▶ Goal:
Reproduce the entries word for word, and omit any picture you find in them.
━━━━━ Data for this task
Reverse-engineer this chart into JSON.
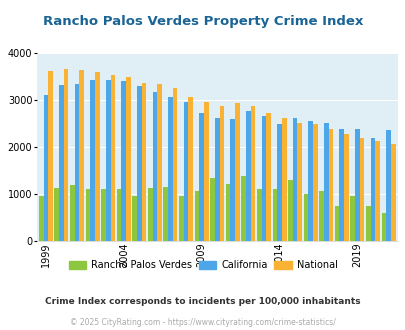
{
  "title": "Rancho Palos Verdes Property Crime Index",
  "years": [
    1999,
    2000,
    2001,
    2002,
    2003,
    2004,
    2005,
    2006,
    2007,
    2008,
    2009,
    2010,
    2011,
    2012,
    2013,
    2014,
    2015,
    2016,
    2017,
    2018,
    2019,
    2020,
    2021
  ],
  "rpv": [
    950,
    1120,
    1190,
    1110,
    1110,
    1110,
    960,
    1130,
    1150,
    960,
    1060,
    1330,
    1200,
    1380,
    1100,
    1110,
    1300,
    1000,
    1060,
    750,
    960,
    750,
    600
  ],
  "california": [
    3100,
    3320,
    3340,
    3420,
    3430,
    3400,
    3300,
    3160,
    3050,
    2950,
    2730,
    2620,
    2600,
    2760,
    2650,
    2480,
    2620,
    2560,
    2500,
    2390,
    2390,
    2180,
    2360
  ],
  "national": [
    3620,
    3650,
    3640,
    3600,
    3520,
    3480,
    3360,
    3330,
    3250,
    3060,
    2960,
    2870,
    2940,
    2860,
    2730,
    2620,
    2510,
    2490,
    2370,
    2280,
    2190,
    2120,
    2060
  ],
  "color_rpv": "#8dc63f",
  "color_ca": "#4da6e8",
  "color_nat": "#f9b234",
  "color_bg": "#e0eff5",
  "ylim": [
    0,
    4000
  ],
  "yticks": [
    0,
    1000,
    2000,
    3000,
    4000
  ],
  "xlabel_ticks": [
    1999,
    2004,
    2009,
    2014,
    2019
  ],
  "legend_labels": [
    "Rancho Palos Verdes",
    "California",
    "National"
  ],
  "footnote1": "Crime Index corresponds to incidents per 100,000 inhabitants",
  "footnote2": "© 2025 CityRating.com - https://www.cityrating.com/crime-statistics/",
  "title_color": "#1a6496",
  "footnote1_color": "#333333",
  "footnote2_color": "#aaaaaa"
}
━━━━━━━━━━
▶ Reply to the exercise:
Reverse-engineer this chart into JSON.
{
  "title": "Rancho Palos Verdes Property Crime Index",
  "years": [
    1999,
    2000,
    2001,
    2002,
    2003,
    2004,
    2005,
    2006,
    2007,
    2008,
    2009,
    2010,
    2011,
    2012,
    2013,
    2014,
    2015,
    2016,
    2017,
    2018,
    2019,
    2020,
    2021
  ],
  "rpv": [
    950,
    1120,
    1190,
    1110,
    1110,
    1110,
    960,
    1130,
    1150,
    960,
    1060,
    1330,
    1200,
    1380,
    1100,
    1110,
    1300,
    1000,
    1060,
    750,
    960,
    750,
    600
  ],
  "california": [
    3100,
    3320,
    3340,
    3420,
    3430,
    3400,
    3300,
    3160,
    3050,
    2950,
    2730,
    2620,
    2600,
    2760,
    2650,
    2480,
    2620,
    2560,
    2500,
    2390,
    2390,
    2180,
    2360
  ],
  "national": [
    3620,
    3650,
    3640,
    3600,
    3520,
    3480,
    3360,
    3330,
    3250,
    3060,
    2960,
    2870,
    2940,
    2860,
    2730,
    2620,
    2510,
    2490,
    2370,
    2280,
    2190,
    2120,
    2060
  ],
  "color_rpv": "#8dc63f",
  "color_ca": "#4da6e8",
  "color_nat": "#f9b234",
  "color_bg": "#e0eff5",
  "ylim": [
    0,
    4000
  ],
  "yticks": [
    0,
    1000,
    2000,
    3000,
    4000
  ],
  "xlabel_ticks": [
    1999,
    2004,
    2009,
    2014,
    2019
  ],
  "legend_labels": [
    "Rancho Palos Verdes",
    "California",
    "National"
  ],
  "footnote1": "Crime Index corresponds to incidents per 100,000 inhabitants",
  "footnote2": "© 2025 CityRating.com - https://www.cityrating.com/crime-statistics/",
  "title_color": "#1a6496",
  "footnote1_color": "#333333",
  "footnote2_color": "#aaaaaa"
}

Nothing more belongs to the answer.